Collected data:
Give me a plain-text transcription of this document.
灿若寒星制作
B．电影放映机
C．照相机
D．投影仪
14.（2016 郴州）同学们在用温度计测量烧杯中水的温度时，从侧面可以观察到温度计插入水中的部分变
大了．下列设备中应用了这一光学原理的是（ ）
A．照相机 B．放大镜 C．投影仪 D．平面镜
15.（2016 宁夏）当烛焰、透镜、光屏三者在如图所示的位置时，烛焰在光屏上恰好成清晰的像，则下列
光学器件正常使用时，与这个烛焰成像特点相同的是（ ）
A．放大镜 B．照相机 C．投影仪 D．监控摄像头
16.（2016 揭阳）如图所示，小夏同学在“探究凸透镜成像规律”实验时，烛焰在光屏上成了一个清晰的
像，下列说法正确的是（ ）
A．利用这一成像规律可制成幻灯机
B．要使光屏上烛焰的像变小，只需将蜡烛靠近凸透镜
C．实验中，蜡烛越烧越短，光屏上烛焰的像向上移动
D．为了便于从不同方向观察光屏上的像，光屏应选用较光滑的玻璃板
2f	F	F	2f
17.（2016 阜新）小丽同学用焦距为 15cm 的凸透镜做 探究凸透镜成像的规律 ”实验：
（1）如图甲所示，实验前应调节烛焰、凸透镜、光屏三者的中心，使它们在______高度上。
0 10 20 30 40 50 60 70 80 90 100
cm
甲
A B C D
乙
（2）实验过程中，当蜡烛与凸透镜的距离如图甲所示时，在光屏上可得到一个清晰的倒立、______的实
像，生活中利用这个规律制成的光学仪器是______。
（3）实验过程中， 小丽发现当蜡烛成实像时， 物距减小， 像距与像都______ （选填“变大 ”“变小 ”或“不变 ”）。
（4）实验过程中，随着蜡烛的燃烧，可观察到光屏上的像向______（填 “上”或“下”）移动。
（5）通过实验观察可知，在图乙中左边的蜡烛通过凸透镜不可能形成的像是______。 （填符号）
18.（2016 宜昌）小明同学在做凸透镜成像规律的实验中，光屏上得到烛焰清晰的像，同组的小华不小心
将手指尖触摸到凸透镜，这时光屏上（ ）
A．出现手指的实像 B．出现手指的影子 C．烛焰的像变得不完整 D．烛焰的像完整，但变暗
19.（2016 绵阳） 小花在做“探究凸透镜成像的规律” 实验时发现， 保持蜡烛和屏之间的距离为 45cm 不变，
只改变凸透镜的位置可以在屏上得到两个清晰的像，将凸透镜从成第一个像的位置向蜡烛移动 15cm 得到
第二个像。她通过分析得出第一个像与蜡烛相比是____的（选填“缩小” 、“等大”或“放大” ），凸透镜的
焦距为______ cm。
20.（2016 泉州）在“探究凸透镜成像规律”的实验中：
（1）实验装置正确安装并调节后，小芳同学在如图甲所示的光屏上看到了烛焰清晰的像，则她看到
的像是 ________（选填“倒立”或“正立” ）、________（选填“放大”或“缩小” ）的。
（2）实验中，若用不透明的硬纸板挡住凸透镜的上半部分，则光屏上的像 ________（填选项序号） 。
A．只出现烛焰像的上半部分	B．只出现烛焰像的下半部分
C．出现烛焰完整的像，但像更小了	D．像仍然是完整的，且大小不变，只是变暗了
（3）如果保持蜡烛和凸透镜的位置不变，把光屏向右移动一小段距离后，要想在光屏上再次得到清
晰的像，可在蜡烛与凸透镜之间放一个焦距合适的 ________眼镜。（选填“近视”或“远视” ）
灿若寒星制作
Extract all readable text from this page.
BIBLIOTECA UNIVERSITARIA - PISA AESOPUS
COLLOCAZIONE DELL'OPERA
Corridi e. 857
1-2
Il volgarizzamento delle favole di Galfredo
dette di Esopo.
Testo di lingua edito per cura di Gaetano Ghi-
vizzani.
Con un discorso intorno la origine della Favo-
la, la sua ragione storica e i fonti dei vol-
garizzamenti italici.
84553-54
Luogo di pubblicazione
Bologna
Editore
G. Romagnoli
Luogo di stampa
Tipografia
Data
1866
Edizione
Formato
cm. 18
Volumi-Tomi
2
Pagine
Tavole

WHAT YOU SHOULD DO: Copy out all of the lines above exactly.

COMPLETED EXERCISE:
Give me a plain-text transcription of this document.
灿若寒星制作
B．电影放映机
C．照相机
D．投影仪
14.（2016 郴州）同学们在用温度计测量烧杯中水的温度时，从侧面可以观察到温度计插入水中的部分变
大了．下列设备中应用了这一光学原理的是（ ）
A．照相机 B．放大镜 C．投影仪 D．平面镜
15.（2016 宁夏）当烛焰、透镜、光屏三者在如图所示的位置时，烛焰在光屏上恰好成清晰的像，则下列
光学器件正常使用时，与这个烛焰成像特点相同的是（ ）
A．放大镜 B．照相机 C．投影仪 D．监控摄像头
16.（2016 揭阳）如图所示，小夏同学在“探究凸透镜成像规律”实验时，烛焰在光屏上成了一个清晰的
像，下列说法正确的是（ ）
A．利用这一成像规律可制成幻灯机
B．要使光屏上烛焰的像变小，只需将蜡烛靠近凸透镜
C．实验中，蜡烛越烧越短，光屏上烛焰的像向上移动
D．为了便于从不同方向观察光屏上的像，光屏应选用较光滑的玻璃板
2f	F	F	2f
17.（2016 阜新）小丽同学用焦距为 15cm 的凸透镜做 探究凸透镜成像的规律 ”实验：
（1）如图甲所示，实验前应调节烛焰、凸透镜、光屏三者的中心，使它们在______高度上。
0 10 20 30 40 50 60 70 80 90 100
cm
甲
A B C D
乙
（2）实验过程中，当蜡烛与凸透镜的距离如图甲所示时，在光屏上可得到一个清晰的倒立、______的实
像，生活中利用这个规律制成的光学仪器是______。
（3）实验过程中， 小丽发现当蜡烛成实像时， 物距减小， 像距与像都______ （选填“变大 ”“变小 ”或“不变 ”）。
（4）实验过程中，随着蜡烛的燃烧，可观察到光屏上的像向______（填 “上”或“下”）移动。
（5）通过实验观察可知，在图乙中左边的蜡烛通过凸透镜不可能形成的像是______。 （填符号）
18.（2016 宜昌）小明同学在做凸透镜成像规律的实验中，光屏上得到烛焰清晰的像，同组的小华不小心
将手指尖触摸到凸透镜，这时光屏上（ ）
A．出现手指的实像 B．出现手指的影子 C．烛焰的像变得不完整 D．烛焰的像完整，但变暗
19.（2016 绵阳） 小花在做“探究凸透镜成像的规律” 实验时发现， 保持蜡烛和屏之间的距离为 45cm 不变，
只改变凸透镜的位置可以在屏上得到两个清晰的像，将凸透镜从成第一个像的位置向蜡烛移动 15cm 得到
第二个像。她通过分析得出第一个像与蜡烛相比是____的（选填“缩小” 、“等大”或“放大” ），凸透镜的
焦距为______ cm。
20.（2016 泉州）在“探究凸透镜成像规律”的实验中：
（1）实验装置正确安装并调节后，小芳同学在如图甲所示的光屏上看到了烛焰清晰的像，则她看到
的像是 ________（选填“倒立”或“正立” ）、________（选填“放大”或“缩小” ）的。
（2）实验中，若用不透明的硬纸板挡住凸透镜的上半部分，则光屏上的像 ________（填选项序号） 。
A．只出现烛焰像的上半部分	B．只出现烛焰像的下半部分
C．出现烛焰完整的像，但像更小了	D．像仍然是完整的，且大小不变，只是变暗了
（3）如果保持蜡烛和凸透镜的位置不变，把光屏向右移动一小段距离后，要想在光屏上再次得到清
晰的像，可在蜡烛与凸透镜之间放一个焦距合适的 ________眼镜。（选填“近视”或“远视” ）
灿若寒星制作
Extract all readable text from this page.
BIBLIOTECA UNIVERSITARIA - PISA AESOPUS
COLLOCAZIONE DELL'OPERA
Corridi e. 857
1-2
Il volgarizzamento delle favole di Galfredo
dette di Esopo.
Testo di lingua edito per cura di Gaetano Ghi-
vizzani.
Con un discorso intorno la origine della Favo-
la, la sua ragione storica e i fonti dei vol-
garizzamenti italici.
84553-54
Luogo di pubblicazione
Bologna
Editore
G. Romagnoli
Luogo di stampa
Tipografia
Data
1866
Edizione
Formato
cm. 18
Volumi-Tomi
2
Pagine
Tavole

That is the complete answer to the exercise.